Extracted records
** start **
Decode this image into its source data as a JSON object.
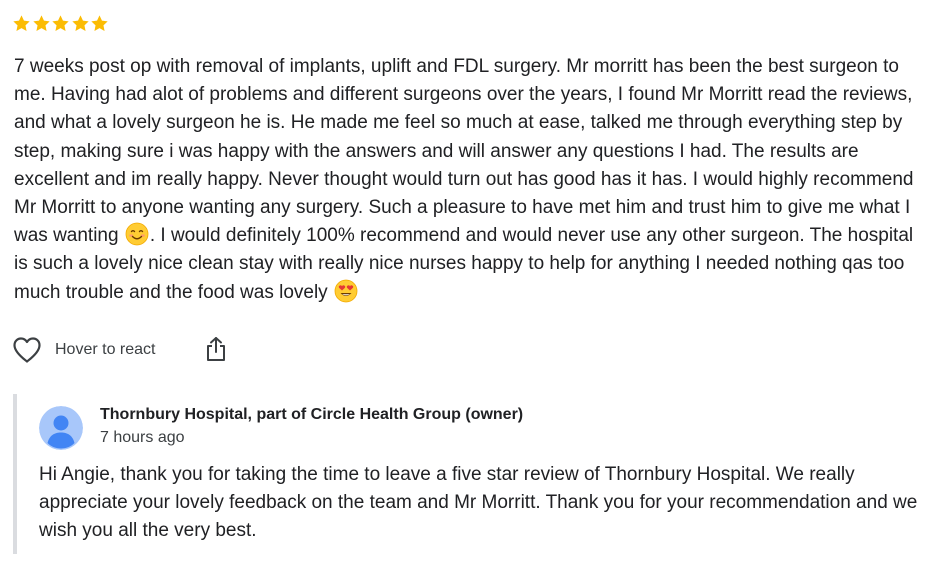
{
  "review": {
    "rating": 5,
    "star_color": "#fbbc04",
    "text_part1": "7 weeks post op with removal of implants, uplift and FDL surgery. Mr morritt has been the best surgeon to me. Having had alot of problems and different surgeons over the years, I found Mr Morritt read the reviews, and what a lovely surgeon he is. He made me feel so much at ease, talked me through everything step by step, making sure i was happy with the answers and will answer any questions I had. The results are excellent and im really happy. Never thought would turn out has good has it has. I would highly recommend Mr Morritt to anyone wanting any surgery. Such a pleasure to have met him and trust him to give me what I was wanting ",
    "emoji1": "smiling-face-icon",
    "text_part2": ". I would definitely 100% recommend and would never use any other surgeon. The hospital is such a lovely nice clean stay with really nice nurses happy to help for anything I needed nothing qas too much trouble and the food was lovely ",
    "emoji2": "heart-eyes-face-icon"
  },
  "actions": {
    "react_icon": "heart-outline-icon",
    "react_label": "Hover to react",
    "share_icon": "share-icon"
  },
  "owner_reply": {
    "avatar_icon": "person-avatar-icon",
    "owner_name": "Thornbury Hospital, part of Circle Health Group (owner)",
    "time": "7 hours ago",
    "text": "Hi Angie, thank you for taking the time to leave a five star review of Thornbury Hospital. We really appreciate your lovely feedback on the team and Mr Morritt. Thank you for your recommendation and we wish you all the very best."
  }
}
** end **
[What is needed]
What is the number of lines above that contain the string "time"? Answer with the number alone.

[Answer to this exercise]
2